→ SHORT PROBLEM
Of the lines listed below, how many contain the string "элемента"? Answer with the number alone.

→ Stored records
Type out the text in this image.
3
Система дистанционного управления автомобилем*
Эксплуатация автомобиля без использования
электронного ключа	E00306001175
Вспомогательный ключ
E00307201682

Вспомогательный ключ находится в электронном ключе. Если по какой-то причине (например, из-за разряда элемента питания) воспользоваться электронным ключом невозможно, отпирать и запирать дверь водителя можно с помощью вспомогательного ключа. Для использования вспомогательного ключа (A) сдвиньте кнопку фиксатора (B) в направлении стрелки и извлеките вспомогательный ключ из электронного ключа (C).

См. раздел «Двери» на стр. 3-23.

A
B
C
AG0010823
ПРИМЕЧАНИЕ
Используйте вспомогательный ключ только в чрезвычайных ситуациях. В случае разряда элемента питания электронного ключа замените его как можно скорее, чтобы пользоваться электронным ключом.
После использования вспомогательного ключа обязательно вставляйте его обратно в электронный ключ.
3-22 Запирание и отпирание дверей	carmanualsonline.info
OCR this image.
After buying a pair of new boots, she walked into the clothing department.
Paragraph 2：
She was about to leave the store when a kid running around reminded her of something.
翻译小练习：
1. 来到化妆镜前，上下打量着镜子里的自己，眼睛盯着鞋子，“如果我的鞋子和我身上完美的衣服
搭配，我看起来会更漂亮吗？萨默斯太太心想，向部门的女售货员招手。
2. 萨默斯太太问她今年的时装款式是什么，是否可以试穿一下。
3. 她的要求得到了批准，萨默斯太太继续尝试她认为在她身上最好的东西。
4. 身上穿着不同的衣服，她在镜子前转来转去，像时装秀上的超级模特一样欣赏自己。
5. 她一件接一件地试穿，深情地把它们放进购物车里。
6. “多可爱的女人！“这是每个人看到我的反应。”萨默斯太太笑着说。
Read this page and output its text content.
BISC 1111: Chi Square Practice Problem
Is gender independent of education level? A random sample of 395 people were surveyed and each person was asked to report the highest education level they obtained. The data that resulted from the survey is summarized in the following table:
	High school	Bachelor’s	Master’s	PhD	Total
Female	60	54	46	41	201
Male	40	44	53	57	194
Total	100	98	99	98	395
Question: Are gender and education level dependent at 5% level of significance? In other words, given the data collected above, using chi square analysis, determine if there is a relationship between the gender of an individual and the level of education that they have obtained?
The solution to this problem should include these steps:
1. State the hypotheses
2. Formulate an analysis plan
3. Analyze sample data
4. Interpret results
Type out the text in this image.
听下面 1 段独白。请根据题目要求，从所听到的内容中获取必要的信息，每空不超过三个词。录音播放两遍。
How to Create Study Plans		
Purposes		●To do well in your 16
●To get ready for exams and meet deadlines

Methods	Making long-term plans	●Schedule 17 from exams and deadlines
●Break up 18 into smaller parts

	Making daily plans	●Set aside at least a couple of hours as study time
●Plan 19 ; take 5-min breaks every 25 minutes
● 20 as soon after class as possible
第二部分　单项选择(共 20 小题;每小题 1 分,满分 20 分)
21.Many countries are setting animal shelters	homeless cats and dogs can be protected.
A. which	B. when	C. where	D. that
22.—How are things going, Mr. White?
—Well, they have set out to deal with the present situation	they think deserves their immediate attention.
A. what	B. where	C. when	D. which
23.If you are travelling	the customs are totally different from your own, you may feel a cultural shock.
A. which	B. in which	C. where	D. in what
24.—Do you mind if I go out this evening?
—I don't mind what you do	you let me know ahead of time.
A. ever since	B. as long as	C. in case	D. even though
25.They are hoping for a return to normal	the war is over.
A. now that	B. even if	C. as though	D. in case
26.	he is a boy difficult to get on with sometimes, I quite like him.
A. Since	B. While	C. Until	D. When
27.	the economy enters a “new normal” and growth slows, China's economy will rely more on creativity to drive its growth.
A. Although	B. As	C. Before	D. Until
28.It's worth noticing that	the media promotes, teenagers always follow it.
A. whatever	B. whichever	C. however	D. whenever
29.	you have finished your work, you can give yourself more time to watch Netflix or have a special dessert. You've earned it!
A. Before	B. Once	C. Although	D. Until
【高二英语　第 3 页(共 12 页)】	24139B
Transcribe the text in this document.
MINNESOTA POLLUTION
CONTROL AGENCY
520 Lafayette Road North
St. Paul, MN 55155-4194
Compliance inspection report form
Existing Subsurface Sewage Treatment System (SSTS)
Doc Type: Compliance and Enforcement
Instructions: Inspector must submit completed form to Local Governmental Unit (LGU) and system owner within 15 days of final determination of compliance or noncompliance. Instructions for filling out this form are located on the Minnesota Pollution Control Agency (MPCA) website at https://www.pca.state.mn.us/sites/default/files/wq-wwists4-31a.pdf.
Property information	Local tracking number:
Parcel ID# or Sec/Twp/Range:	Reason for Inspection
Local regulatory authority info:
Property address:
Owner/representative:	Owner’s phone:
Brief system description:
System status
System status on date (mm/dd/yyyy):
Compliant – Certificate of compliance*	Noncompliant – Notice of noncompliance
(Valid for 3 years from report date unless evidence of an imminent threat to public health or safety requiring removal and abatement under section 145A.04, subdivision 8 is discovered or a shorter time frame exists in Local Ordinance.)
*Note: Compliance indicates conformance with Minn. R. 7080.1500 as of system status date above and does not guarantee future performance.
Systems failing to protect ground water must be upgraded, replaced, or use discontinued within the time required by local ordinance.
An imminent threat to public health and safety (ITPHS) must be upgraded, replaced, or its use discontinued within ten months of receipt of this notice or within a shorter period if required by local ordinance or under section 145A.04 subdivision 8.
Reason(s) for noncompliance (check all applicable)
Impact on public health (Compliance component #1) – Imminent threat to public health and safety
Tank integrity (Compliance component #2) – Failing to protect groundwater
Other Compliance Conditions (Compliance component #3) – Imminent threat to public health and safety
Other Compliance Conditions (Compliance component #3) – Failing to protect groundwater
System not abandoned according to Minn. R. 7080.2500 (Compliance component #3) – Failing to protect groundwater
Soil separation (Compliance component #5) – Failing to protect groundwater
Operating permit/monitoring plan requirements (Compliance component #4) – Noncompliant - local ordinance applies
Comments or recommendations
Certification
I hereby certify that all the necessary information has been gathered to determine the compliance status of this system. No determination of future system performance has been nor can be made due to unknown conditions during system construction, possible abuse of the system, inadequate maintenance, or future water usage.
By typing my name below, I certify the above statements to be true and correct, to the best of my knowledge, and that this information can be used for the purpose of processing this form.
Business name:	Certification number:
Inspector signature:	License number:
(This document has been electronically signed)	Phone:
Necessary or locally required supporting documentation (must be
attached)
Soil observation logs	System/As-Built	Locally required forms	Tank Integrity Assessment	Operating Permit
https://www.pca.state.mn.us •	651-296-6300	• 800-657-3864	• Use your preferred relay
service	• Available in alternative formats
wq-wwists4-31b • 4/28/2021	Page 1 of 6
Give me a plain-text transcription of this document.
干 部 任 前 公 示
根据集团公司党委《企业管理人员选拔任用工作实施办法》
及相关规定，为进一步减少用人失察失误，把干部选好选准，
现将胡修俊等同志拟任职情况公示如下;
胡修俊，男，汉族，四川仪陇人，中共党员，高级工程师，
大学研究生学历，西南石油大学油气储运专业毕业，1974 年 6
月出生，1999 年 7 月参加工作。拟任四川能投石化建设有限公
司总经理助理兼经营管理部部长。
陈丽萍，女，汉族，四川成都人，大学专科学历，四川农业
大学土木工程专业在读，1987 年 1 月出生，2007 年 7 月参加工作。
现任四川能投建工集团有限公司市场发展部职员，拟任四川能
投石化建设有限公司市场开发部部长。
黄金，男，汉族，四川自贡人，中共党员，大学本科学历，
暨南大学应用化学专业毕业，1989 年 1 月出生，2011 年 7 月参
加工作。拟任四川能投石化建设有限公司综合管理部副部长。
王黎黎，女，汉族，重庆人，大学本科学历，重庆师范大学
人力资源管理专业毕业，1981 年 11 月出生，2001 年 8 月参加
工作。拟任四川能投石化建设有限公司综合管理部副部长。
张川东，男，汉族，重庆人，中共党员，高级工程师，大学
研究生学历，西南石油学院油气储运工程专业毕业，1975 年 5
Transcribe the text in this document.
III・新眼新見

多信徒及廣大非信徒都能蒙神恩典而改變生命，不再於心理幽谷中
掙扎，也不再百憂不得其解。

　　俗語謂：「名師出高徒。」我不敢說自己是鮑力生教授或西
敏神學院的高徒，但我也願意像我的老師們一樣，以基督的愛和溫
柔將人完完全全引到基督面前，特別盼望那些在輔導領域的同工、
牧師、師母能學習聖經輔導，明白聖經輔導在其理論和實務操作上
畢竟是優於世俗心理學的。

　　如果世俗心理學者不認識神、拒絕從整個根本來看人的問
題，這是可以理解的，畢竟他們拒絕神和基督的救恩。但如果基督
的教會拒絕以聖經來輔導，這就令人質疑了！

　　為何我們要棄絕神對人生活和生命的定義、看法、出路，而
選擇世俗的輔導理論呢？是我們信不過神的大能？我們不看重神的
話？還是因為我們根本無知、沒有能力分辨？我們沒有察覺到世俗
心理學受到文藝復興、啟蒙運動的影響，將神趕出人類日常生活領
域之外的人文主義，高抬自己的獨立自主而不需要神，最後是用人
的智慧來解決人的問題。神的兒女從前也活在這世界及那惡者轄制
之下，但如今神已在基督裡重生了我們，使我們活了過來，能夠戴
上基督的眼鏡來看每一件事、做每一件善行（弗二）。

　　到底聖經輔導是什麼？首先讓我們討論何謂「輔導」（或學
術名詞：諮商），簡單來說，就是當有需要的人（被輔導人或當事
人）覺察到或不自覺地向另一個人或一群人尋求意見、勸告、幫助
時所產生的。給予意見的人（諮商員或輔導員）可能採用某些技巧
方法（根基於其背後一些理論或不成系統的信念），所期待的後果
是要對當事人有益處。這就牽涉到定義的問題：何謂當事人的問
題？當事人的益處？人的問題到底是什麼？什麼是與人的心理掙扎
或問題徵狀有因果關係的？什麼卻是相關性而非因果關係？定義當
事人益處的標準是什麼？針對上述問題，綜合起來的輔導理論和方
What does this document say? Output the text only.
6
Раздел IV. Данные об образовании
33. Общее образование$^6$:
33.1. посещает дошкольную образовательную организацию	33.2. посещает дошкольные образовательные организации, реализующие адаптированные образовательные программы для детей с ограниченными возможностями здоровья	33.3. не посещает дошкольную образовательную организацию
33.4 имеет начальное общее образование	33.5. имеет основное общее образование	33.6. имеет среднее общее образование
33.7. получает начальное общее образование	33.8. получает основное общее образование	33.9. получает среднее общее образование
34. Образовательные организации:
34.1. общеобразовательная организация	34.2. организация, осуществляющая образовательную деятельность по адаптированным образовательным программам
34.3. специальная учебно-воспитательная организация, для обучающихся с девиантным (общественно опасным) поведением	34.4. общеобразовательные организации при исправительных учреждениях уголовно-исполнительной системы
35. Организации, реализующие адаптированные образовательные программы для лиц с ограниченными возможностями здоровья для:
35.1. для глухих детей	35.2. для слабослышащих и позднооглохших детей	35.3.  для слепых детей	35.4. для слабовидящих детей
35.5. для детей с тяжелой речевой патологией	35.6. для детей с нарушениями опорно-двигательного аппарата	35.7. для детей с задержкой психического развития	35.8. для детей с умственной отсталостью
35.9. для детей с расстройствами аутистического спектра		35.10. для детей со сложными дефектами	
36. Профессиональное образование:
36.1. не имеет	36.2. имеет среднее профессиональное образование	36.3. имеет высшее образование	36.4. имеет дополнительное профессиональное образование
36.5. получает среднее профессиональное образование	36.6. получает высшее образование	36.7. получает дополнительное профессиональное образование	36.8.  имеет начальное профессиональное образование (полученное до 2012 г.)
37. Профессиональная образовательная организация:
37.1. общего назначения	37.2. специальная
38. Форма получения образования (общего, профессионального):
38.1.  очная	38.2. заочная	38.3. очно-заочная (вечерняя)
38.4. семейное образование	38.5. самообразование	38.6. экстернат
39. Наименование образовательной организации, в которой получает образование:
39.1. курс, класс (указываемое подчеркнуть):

→ EXERCISE RESULT
2